[Data for the task]:
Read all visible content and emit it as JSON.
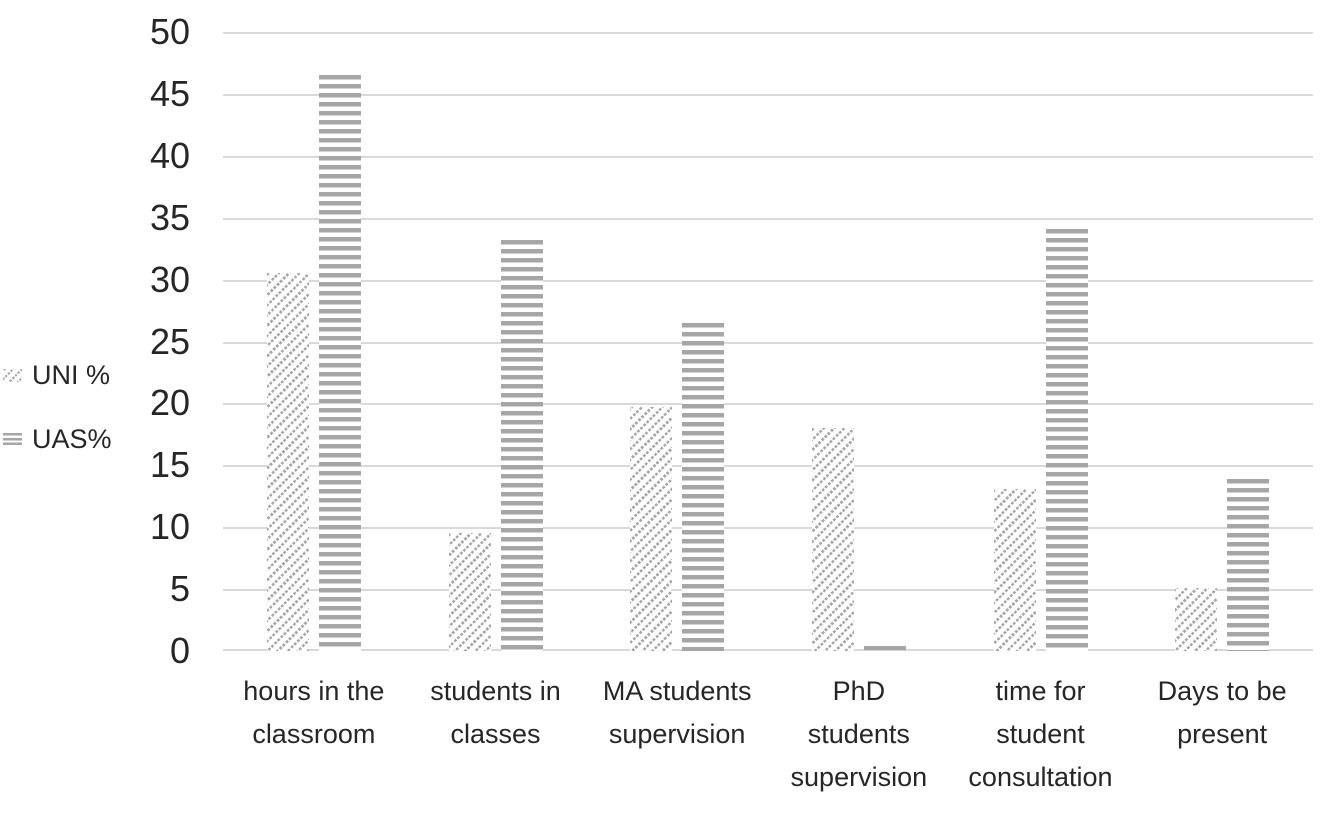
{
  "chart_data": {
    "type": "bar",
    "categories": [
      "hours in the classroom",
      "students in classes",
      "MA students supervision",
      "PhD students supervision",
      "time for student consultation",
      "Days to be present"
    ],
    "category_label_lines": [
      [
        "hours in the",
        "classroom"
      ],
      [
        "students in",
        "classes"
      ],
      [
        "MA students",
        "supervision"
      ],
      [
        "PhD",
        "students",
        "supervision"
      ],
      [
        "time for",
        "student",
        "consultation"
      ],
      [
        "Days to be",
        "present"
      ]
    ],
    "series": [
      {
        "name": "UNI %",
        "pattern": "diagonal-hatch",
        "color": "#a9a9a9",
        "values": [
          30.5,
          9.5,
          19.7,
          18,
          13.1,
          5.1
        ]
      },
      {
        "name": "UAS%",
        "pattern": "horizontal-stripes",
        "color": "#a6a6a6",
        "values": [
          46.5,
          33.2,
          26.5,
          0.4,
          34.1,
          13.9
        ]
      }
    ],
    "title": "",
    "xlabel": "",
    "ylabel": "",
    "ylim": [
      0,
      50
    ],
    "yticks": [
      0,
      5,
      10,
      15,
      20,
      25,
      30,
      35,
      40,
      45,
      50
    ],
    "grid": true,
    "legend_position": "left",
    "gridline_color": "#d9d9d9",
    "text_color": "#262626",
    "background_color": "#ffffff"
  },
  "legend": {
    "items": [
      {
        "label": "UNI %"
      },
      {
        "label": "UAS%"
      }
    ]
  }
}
---
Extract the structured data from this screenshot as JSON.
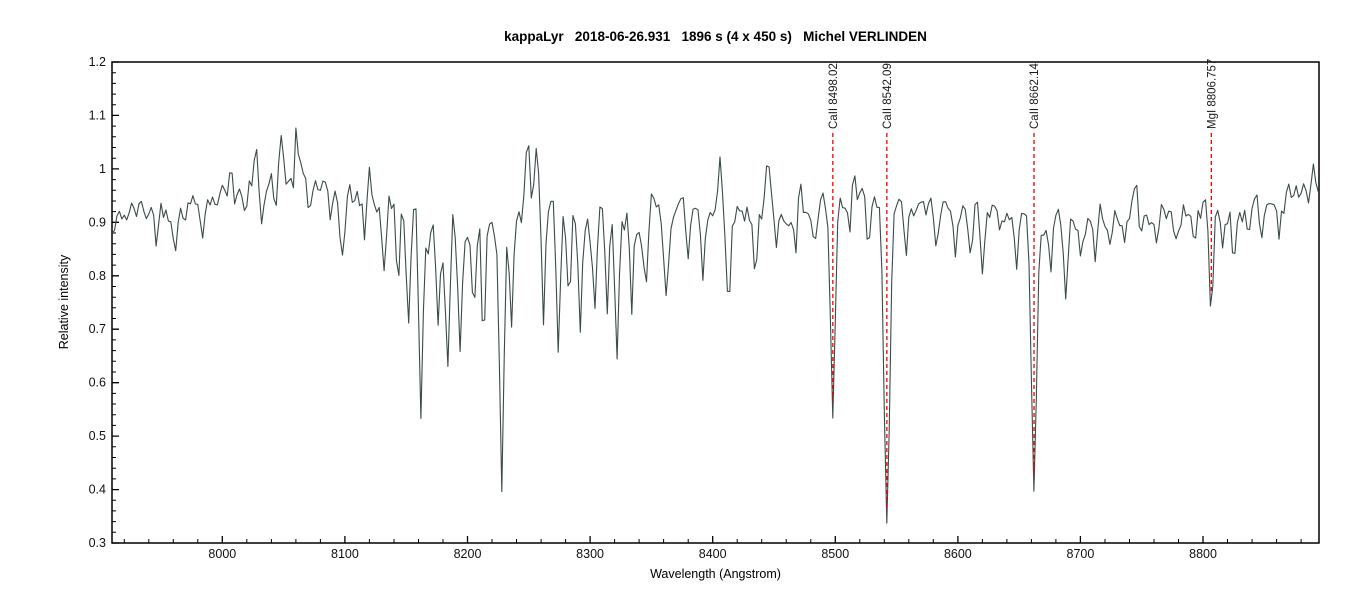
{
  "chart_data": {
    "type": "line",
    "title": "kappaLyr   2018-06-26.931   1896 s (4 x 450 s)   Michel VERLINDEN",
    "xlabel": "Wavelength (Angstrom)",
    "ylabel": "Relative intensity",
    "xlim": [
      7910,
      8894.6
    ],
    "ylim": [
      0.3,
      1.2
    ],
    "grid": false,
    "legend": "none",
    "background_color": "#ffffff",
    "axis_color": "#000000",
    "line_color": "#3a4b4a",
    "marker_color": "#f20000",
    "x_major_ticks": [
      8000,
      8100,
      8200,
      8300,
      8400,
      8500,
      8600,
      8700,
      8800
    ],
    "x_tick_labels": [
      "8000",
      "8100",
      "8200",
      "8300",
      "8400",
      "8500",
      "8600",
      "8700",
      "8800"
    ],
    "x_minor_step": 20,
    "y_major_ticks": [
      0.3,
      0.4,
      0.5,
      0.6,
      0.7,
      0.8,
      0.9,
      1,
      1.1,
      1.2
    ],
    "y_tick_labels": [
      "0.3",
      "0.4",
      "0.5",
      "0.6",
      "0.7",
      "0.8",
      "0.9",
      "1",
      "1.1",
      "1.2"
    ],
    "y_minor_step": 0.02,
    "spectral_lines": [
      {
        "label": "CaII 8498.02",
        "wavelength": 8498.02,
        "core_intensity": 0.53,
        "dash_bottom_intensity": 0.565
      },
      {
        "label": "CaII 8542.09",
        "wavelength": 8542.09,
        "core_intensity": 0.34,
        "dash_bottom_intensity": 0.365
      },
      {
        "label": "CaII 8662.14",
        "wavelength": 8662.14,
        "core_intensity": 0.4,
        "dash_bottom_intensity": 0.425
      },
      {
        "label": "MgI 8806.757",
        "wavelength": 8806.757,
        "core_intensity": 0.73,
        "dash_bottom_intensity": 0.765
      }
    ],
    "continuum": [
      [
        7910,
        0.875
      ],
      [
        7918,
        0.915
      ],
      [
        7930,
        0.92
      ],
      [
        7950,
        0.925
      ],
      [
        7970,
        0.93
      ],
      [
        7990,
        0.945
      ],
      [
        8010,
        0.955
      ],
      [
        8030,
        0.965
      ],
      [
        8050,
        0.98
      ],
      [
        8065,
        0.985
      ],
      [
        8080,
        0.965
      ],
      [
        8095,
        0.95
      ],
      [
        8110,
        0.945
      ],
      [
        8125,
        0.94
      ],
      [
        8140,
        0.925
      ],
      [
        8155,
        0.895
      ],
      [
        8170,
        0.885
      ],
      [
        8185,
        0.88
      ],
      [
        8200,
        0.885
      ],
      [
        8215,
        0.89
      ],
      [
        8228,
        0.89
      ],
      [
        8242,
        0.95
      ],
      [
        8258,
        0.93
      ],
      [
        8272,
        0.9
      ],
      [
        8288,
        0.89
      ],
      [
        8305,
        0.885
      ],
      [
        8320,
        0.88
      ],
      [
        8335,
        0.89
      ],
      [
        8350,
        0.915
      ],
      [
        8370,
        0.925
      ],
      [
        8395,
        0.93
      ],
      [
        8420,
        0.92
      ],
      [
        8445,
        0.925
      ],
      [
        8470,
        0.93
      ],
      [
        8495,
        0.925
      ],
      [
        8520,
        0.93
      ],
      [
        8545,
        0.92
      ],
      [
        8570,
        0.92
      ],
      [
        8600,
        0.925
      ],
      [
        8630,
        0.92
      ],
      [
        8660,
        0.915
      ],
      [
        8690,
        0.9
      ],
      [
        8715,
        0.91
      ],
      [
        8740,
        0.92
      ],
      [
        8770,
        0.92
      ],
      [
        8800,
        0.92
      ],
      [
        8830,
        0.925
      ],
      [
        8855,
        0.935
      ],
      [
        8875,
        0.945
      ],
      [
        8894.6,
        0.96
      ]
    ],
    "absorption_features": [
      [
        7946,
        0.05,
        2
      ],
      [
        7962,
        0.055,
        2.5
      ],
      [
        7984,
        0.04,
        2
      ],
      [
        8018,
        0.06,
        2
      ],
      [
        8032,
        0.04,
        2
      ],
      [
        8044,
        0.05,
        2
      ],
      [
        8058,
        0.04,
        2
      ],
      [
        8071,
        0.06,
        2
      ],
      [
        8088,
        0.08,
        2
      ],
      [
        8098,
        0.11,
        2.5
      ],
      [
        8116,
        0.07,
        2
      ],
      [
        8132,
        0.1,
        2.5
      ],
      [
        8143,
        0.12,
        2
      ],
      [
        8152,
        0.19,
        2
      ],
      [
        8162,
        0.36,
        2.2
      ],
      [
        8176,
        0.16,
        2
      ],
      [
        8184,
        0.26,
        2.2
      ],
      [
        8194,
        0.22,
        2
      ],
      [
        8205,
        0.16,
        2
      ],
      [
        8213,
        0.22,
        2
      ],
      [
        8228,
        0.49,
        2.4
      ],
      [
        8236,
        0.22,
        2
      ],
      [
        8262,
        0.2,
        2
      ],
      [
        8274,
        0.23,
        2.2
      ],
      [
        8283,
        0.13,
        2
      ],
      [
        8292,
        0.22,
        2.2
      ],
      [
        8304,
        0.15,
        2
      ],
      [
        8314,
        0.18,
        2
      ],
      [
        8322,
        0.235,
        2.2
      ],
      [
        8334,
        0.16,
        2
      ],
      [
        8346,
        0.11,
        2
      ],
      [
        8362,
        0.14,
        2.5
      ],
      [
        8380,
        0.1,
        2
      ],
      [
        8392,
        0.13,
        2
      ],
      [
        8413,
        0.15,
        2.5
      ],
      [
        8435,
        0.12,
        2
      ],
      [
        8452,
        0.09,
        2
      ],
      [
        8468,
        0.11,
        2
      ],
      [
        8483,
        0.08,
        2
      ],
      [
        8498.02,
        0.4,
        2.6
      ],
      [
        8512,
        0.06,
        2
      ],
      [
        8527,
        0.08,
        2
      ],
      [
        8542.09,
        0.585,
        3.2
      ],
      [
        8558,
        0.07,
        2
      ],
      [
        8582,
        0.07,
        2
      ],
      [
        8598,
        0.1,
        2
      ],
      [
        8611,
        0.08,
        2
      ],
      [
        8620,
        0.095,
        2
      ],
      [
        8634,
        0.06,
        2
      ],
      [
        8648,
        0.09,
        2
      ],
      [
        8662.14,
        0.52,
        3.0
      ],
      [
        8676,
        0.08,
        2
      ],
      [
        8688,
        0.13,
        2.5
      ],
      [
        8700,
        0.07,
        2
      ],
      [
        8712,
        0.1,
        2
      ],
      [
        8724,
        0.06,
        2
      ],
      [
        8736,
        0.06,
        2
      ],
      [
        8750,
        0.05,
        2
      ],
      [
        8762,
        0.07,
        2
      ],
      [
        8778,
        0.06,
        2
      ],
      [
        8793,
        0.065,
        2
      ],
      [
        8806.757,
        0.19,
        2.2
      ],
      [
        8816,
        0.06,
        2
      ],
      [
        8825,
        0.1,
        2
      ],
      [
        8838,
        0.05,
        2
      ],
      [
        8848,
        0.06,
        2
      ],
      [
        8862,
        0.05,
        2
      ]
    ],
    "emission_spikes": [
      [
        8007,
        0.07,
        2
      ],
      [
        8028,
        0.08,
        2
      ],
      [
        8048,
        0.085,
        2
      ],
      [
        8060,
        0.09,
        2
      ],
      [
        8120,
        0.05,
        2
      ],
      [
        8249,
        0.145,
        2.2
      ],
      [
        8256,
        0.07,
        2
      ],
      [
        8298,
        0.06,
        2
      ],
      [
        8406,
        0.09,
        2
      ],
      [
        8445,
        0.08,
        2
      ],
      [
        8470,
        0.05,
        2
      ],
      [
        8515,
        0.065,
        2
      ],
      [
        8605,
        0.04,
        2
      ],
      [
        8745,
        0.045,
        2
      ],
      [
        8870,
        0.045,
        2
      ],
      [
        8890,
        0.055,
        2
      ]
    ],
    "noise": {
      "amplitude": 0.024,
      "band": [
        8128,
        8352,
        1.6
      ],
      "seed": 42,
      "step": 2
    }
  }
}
* * *
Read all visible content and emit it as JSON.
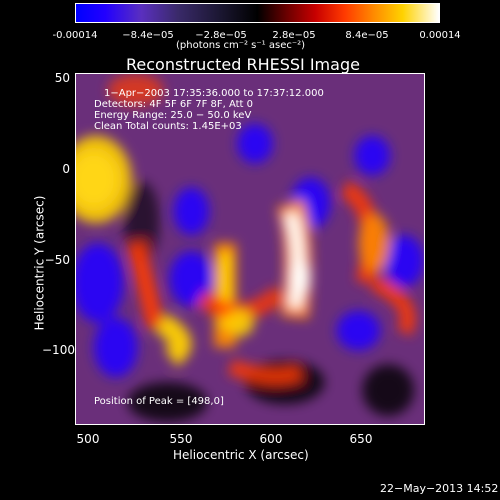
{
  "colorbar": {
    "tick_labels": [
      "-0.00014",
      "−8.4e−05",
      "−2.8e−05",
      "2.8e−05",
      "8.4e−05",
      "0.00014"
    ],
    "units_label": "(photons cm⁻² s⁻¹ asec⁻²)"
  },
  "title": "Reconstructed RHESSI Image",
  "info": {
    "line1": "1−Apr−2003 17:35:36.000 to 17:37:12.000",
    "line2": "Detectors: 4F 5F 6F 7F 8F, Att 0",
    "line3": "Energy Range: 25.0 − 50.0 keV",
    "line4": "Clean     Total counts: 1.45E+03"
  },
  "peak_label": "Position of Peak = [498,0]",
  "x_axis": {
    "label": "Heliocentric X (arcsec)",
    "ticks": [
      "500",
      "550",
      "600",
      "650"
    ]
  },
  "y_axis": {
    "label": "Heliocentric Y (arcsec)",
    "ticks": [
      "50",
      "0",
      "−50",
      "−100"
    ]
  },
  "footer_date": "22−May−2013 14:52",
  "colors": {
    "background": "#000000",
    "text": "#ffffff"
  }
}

[What is expected]:
Check each line above for the string "supervision" and show the ones that have it.

[Solution for this task]:
      "MA students supervision",
      "PhD students supervision",
        "supervision"
        "supervision"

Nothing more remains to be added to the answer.